◆ **Provided records**:
○ ○ ○ ○
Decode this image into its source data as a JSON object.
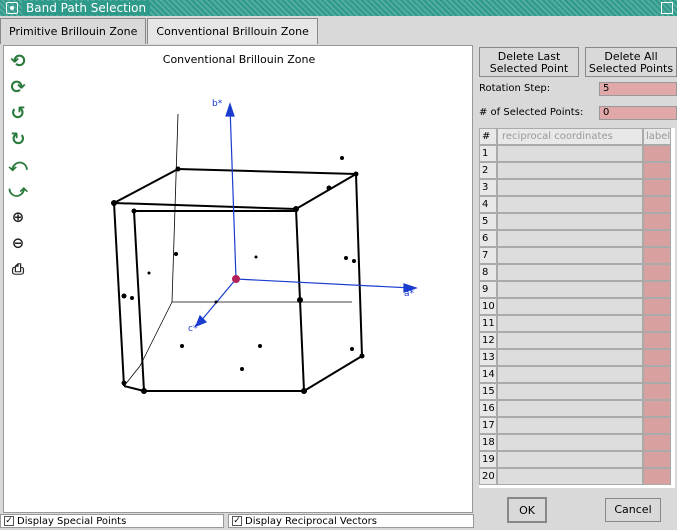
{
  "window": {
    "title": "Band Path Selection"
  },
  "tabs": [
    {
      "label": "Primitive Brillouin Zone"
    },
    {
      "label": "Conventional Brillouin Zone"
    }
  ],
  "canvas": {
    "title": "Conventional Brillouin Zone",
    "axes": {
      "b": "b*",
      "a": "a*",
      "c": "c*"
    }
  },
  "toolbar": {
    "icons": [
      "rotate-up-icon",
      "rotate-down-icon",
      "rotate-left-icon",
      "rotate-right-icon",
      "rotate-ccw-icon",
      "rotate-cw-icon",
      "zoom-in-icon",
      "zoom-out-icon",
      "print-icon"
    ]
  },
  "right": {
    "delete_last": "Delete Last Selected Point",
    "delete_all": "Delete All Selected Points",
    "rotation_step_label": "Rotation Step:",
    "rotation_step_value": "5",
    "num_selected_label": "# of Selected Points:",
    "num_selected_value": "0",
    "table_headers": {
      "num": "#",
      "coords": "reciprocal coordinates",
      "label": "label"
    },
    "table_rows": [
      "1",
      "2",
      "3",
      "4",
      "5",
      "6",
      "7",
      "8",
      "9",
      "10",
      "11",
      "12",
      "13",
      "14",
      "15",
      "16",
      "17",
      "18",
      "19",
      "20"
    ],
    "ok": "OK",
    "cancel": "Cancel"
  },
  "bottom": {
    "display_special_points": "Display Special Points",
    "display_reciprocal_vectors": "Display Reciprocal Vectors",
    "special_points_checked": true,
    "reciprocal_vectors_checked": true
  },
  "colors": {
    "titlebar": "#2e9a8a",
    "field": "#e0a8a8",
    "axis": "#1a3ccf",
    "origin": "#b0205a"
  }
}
○ ○ ○ ○
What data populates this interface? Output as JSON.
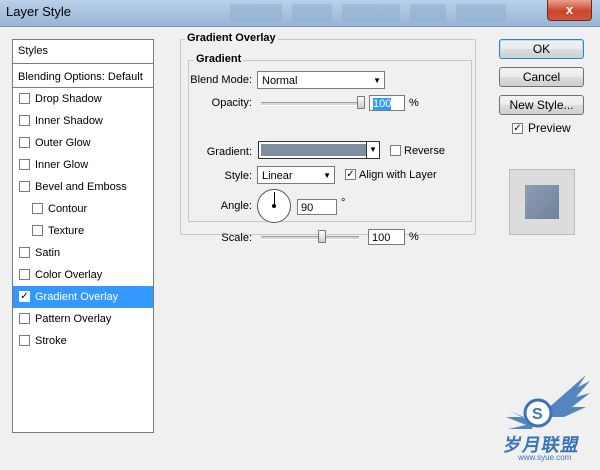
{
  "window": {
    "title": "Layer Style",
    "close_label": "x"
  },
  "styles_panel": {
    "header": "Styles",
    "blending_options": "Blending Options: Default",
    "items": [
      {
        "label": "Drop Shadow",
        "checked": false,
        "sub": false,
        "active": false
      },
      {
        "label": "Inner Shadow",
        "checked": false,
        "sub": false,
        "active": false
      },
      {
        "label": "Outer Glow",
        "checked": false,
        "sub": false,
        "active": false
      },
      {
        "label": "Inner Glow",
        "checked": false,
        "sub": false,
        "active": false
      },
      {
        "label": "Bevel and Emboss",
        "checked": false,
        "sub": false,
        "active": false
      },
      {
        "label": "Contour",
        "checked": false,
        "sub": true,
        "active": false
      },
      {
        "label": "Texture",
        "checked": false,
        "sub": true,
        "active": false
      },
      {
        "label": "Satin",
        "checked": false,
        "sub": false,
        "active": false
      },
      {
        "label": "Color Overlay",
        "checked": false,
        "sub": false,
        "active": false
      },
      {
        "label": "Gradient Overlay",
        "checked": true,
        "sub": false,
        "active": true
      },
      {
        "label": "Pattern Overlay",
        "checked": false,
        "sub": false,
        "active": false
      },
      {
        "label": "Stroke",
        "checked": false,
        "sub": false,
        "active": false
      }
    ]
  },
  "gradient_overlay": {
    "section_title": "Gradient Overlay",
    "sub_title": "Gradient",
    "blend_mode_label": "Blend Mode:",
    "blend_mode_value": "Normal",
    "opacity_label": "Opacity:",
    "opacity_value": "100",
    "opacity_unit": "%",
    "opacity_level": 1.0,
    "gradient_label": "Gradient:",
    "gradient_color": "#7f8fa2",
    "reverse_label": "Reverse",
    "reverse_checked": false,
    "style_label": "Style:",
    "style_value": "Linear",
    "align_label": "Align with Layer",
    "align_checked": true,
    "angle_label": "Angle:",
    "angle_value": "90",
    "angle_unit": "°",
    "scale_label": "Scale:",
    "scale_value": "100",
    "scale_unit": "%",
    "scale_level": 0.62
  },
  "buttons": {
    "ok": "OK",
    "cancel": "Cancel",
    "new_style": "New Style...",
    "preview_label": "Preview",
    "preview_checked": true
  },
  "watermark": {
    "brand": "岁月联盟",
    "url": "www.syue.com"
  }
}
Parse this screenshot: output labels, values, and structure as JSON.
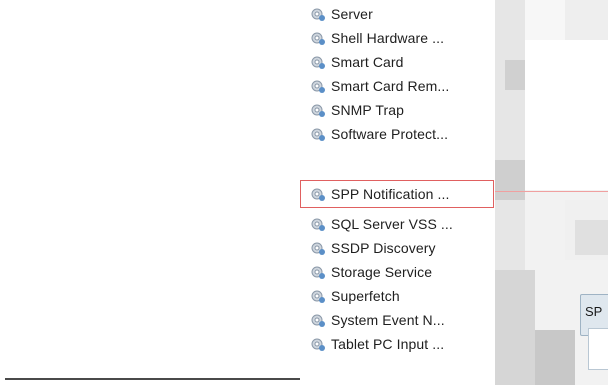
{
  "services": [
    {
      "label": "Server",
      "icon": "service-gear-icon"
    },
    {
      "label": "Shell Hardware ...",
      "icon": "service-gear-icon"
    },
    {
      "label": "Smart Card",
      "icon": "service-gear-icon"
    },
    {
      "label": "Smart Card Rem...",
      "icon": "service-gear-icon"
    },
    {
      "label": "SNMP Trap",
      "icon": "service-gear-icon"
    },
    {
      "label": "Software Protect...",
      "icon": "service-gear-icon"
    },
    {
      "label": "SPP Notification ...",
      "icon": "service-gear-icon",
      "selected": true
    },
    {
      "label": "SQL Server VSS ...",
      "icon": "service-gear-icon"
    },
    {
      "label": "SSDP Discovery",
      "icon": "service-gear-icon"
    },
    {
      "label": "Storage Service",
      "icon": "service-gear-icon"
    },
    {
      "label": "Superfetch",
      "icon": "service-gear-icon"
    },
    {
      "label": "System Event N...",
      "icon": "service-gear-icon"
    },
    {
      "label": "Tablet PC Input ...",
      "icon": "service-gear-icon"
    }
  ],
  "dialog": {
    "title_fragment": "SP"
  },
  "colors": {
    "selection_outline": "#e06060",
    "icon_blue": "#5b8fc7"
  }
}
○ ○ ○ ○
◆ **Description of the task**:
Check each line above for the string "Zone", then copy the ones that have it.

◆ **Solution to this exercise**:
      "label": "Primitive Brillouin Zone"
      "label": "Conventional Brillouin Zone"
    "title": "Conventional Brillouin Zone",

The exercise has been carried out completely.